> **Problem to work on**
Will you give the material below again, every line exactly as it is?

>> begin Information provided

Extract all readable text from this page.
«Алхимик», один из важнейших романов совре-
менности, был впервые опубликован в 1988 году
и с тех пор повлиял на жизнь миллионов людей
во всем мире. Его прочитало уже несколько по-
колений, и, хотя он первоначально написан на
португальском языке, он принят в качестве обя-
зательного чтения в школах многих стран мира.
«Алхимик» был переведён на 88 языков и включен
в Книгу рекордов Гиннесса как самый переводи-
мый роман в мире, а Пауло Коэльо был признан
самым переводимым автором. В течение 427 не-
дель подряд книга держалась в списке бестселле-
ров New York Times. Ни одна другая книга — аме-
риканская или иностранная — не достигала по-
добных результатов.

>> end Information provided

> **Response**
Extract all readable text from this page.
«Алхимик», один из важнейших романов совре-
менности, был впервые опубликован в 1988 году
и с тех пор повлиял на жизнь миллионов людей
во всем мире. Его прочитало уже несколько по-
колений, и, хотя он первоначально написан на
португальском языке, он принят в качестве обя-
зательного чтения в школах многих стран мира.
«Алхимик» был переведён на 88 языков и включен
в Книгу рекордов Гиннесса как самый переводи-
мый роман в мире, а Пауло Коэльо был признан
самым переводимым автором. В течение 427 не-
дель подряд книга держалась в списке бестселле-
ров New York Times. Ни одна другая книга — аме-
риканская или иностранная — не достигала по-
добных результатов.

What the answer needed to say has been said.